>>>>

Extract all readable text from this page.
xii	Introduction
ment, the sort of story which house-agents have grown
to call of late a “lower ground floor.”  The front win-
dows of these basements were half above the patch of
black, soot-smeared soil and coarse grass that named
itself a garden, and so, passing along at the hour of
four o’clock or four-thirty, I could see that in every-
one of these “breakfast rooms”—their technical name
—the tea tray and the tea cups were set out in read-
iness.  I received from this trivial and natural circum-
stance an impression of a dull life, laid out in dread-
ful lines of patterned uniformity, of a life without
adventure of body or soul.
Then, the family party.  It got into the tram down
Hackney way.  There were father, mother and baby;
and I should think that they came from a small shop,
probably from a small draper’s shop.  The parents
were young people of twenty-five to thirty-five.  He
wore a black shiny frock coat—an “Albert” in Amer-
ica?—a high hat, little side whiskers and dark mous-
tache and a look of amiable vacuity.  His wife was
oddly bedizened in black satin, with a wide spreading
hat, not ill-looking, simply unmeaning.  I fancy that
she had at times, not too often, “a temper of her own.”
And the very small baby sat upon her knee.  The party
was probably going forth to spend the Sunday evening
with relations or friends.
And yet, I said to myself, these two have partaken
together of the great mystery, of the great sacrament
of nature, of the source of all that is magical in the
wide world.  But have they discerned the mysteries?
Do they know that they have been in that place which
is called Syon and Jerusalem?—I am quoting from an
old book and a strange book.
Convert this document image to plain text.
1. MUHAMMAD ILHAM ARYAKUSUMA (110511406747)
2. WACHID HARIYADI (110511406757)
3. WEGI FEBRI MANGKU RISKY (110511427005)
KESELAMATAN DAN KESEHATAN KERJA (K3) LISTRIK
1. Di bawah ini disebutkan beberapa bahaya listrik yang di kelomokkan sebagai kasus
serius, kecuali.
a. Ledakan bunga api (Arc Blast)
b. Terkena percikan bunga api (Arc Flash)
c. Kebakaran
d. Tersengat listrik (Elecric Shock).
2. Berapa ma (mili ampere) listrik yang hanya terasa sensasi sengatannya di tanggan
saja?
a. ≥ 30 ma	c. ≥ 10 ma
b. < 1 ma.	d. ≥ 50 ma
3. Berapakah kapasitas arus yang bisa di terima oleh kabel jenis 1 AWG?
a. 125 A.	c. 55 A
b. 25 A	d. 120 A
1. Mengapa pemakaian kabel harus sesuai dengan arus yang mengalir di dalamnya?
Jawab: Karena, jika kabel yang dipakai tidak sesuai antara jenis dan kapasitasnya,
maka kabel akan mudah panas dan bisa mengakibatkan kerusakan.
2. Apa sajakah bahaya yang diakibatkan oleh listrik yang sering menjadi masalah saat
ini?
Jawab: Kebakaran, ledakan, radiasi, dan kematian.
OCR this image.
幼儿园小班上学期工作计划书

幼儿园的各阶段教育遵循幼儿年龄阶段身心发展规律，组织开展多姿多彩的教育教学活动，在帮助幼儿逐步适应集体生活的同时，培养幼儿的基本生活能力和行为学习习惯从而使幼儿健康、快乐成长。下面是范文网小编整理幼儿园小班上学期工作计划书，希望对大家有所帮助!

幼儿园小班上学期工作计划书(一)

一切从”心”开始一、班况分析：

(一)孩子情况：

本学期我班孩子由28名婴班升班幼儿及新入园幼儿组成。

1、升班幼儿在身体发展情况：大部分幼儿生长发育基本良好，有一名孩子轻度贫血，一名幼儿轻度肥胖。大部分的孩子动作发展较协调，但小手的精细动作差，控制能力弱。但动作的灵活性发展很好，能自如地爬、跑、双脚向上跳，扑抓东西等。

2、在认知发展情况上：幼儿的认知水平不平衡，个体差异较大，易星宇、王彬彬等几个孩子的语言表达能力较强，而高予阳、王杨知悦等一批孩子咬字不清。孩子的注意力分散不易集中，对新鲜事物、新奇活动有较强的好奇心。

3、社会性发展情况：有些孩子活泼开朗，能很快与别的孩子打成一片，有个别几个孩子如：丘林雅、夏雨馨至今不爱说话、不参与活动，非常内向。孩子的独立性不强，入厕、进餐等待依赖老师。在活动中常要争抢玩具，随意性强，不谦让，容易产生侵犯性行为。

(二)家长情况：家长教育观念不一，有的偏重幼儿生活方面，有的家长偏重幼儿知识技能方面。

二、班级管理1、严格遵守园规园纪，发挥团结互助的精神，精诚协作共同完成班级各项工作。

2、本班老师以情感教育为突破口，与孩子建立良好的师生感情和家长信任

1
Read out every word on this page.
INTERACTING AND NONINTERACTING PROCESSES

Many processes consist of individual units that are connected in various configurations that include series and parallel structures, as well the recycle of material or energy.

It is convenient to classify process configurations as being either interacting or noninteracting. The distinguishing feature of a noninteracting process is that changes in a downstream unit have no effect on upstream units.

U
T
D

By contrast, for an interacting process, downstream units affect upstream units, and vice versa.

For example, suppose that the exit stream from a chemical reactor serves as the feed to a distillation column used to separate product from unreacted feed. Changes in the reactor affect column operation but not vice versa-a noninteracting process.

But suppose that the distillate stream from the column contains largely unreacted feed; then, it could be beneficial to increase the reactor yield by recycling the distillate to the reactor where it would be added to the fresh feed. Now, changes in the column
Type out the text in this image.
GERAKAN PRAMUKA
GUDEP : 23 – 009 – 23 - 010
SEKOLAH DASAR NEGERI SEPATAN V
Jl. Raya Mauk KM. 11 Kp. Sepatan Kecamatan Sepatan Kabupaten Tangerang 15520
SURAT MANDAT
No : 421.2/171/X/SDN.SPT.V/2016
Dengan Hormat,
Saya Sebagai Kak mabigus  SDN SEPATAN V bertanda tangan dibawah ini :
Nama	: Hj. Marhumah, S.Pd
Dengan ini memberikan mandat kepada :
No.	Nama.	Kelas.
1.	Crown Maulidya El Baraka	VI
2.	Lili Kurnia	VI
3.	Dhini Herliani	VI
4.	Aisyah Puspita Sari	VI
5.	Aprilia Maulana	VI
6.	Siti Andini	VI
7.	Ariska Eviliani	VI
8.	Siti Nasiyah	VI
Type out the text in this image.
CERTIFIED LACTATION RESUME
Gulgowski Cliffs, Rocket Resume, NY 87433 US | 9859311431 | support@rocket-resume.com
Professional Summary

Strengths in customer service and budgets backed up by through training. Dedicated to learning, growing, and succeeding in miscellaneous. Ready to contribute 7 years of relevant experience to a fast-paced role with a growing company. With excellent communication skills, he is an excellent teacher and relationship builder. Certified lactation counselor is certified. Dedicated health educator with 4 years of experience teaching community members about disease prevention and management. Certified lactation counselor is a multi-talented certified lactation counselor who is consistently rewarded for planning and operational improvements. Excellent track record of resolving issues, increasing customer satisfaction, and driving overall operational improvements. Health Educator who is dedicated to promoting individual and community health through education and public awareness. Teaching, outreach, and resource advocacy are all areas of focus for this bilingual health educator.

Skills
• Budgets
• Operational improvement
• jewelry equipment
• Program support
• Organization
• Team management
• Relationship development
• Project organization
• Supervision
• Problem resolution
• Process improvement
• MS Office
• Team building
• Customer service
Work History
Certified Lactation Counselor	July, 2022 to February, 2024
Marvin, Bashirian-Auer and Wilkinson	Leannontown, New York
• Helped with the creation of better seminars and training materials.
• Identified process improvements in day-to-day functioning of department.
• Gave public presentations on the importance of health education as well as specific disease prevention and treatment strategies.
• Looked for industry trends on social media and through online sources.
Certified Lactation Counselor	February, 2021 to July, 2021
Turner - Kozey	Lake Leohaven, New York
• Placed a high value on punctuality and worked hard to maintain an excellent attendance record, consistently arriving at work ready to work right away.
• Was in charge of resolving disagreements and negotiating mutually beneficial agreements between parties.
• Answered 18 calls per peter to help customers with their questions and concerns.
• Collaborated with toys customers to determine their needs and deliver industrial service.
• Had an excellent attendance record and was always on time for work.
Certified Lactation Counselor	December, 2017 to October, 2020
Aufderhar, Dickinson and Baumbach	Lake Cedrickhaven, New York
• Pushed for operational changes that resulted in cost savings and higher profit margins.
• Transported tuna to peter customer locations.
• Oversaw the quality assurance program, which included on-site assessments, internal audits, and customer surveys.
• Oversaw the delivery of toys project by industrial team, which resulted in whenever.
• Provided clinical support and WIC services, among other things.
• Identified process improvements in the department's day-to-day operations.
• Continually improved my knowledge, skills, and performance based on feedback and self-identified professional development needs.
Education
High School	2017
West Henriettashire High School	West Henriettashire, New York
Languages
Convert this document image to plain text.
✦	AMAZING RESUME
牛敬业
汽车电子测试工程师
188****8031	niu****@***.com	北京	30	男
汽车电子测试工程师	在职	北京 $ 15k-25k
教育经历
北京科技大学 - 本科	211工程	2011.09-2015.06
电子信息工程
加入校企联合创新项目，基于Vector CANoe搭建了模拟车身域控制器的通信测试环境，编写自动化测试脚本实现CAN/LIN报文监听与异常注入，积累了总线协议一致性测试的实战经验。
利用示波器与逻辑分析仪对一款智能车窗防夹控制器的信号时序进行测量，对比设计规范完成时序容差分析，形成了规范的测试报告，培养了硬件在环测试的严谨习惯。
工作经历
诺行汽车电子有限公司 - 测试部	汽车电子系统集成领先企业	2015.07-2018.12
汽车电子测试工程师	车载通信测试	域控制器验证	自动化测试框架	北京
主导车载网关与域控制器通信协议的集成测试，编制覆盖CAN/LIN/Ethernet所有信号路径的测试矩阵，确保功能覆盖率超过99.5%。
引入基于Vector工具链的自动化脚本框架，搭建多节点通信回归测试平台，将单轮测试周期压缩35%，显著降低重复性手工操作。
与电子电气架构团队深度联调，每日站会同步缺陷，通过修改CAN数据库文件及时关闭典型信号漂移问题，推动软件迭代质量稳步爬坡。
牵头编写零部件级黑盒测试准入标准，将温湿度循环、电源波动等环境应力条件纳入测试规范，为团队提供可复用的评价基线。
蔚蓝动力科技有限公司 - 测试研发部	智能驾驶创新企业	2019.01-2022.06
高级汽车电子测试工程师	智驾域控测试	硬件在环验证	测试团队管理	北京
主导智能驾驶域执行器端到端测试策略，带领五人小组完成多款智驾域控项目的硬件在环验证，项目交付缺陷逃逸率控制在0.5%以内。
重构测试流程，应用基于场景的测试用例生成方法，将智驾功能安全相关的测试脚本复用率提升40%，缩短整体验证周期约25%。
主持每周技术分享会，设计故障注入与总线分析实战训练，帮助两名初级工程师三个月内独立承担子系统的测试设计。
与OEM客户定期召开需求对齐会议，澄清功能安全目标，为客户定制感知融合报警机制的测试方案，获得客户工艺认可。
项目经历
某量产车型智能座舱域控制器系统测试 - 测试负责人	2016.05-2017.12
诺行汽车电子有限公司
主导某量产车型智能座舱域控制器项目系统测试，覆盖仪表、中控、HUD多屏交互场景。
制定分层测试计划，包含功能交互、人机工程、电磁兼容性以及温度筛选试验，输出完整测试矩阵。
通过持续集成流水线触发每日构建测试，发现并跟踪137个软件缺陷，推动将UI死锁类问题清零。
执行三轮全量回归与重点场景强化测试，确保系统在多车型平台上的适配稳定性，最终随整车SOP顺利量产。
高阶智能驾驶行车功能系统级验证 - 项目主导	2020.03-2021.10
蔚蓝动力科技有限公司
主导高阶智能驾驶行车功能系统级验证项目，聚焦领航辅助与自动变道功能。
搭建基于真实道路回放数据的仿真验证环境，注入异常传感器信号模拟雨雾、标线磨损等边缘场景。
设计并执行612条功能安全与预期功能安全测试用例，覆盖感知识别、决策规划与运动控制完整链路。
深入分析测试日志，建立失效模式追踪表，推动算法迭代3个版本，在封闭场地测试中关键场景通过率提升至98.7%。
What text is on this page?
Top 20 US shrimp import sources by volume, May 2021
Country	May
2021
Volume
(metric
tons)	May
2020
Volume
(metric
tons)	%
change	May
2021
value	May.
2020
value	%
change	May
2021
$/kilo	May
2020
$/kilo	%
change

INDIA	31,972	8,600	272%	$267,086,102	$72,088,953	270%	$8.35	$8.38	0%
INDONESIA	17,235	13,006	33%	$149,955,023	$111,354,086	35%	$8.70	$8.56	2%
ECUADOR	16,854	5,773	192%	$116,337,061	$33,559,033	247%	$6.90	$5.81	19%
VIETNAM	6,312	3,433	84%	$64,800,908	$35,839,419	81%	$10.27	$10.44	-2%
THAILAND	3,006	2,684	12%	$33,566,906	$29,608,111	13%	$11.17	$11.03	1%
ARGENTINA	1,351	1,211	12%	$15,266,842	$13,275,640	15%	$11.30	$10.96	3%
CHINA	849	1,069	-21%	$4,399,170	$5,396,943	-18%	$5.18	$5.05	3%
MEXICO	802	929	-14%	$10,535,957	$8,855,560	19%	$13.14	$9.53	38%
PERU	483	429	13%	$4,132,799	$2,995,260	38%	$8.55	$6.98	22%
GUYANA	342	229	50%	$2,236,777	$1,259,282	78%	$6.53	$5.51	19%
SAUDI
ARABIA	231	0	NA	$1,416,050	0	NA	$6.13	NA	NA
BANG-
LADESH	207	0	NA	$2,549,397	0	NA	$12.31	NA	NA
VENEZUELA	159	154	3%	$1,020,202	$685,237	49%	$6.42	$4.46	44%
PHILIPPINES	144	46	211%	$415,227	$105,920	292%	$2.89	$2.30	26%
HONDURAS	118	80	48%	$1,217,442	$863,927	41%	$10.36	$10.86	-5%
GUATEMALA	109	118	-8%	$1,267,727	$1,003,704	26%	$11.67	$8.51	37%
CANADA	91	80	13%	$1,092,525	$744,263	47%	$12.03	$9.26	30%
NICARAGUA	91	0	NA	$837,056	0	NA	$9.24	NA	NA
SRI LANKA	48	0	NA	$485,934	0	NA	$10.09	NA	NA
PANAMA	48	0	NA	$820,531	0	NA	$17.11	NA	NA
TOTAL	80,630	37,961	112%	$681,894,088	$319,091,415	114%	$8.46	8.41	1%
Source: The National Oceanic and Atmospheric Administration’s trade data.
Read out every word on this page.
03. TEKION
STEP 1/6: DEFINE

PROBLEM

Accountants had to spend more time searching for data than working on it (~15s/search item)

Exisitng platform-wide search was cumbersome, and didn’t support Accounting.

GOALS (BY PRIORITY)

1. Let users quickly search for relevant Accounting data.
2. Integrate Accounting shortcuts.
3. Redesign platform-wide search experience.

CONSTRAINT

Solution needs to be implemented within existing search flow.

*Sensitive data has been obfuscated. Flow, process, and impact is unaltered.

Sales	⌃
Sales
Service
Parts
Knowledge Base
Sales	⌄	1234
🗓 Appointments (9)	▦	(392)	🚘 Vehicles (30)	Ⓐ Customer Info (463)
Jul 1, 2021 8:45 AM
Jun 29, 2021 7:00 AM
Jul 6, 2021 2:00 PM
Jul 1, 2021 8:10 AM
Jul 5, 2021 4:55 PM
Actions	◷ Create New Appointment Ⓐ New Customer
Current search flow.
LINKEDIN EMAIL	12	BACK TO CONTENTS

<<<<

◆ TASK BRIEF:
State the count of lines with the word "reactor" in them, and write nothing else.

◆ RESPONSE TO THE TASK:
2